┌─ GIVEN INFORMATION
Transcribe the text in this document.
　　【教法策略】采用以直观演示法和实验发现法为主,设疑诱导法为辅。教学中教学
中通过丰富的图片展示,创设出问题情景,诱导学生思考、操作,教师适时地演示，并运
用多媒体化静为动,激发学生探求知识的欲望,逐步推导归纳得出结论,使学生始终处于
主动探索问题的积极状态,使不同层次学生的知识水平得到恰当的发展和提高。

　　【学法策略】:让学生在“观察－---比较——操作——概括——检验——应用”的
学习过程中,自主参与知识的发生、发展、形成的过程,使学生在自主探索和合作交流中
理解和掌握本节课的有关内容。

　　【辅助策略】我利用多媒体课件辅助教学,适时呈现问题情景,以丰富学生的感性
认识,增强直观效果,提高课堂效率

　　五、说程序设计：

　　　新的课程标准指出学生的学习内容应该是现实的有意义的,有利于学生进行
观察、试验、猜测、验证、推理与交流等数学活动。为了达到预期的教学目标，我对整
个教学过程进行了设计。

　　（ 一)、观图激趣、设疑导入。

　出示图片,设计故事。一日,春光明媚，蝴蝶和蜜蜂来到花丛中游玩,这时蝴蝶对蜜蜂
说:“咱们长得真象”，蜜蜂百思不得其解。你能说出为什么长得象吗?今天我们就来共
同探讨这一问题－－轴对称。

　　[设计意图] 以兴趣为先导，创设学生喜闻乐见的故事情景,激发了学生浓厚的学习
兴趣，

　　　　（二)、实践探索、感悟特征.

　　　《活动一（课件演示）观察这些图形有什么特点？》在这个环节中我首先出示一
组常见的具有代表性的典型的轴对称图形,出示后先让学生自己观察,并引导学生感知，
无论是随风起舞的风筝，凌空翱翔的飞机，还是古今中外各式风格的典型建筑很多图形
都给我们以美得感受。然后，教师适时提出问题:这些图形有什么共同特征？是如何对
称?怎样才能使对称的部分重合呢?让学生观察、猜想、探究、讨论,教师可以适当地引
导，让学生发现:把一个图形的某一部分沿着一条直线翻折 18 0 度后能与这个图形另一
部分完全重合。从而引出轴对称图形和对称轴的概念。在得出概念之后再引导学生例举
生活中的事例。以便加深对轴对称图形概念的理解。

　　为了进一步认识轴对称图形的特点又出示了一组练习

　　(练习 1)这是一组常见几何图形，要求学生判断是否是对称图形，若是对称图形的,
└─
WHAT THE TASK REQUIRES:
Write every entry out again exactly.

SOLUTION:
Transcribe the text in this document.
　　【教法策略】采用以直观演示法和实验发现法为主,设疑诱导法为辅。教学中教学
中通过丰富的图片展示,创设出问题情景,诱导学生思考、操作,教师适时地演示，并运
用多媒体化静为动,激发学生探求知识的欲望,逐步推导归纳得出结论,使学生始终处于
主动探索问题的积极状态,使不同层次学生的知识水平得到恰当的发展和提高。

　　【学法策略】:让学生在“观察－---比较——操作——概括——检验——应用”的
学习过程中,自主参与知识的发生、发展、形成的过程,使学生在自主探索和合作交流中
理解和掌握本节课的有关内容。

　　【辅助策略】我利用多媒体课件辅助教学,适时呈现问题情景,以丰富学生的感性
认识,增强直观效果,提高课堂效率

　　五、说程序设计：

　　　新的课程标准指出学生的学习内容应该是现实的有意义的,有利于学生进行
观察、试验、猜测、验证、推理与交流等数学活动。为了达到预期的教学目标，我对整
个教学过程进行了设计。

　　（ 一)、观图激趣、设疑导入。

　出示图片,设计故事。一日,春光明媚，蝴蝶和蜜蜂来到花丛中游玩,这时蝴蝶对蜜蜂
说:“咱们长得真象”，蜜蜂百思不得其解。你能说出为什么长得象吗?今天我们就来共
同探讨这一问题－－轴对称。

　　[设计意图] 以兴趣为先导，创设学生喜闻乐见的故事情景,激发了学生浓厚的学习
兴趣，

　　　　（二)、实践探索、感悟特征.

　　　《活动一（课件演示）观察这些图形有什么特点？》在这个环节中我首先出示一
组常见的具有代表性的典型的轴对称图形,出示后先让学生自己观察,并引导学生感知，
无论是随风起舞的风筝，凌空翱翔的飞机，还是古今中外各式风格的典型建筑很多图形
都给我们以美得感受。然后，教师适时提出问题:这些图形有什么共同特征？是如何对
称?怎样才能使对称的部分重合呢?让学生观察、猜想、探究、讨论,教师可以适当地引
导，让学生发现:把一个图形的某一部分沿着一条直线翻折 18 0 度后能与这个图形另一
部分完全重合。从而引出轴对称图形和对称轴的概念。在得出概念之后再引导学生例举
生活中的事例。以便加深对轴对称图形概念的理解。

　　为了进一步认识轴对称图形的特点又出示了一组练习

　　(练习 1)这是一组常见几何图形，要求学生判断是否是对称图形，若是对称图形的,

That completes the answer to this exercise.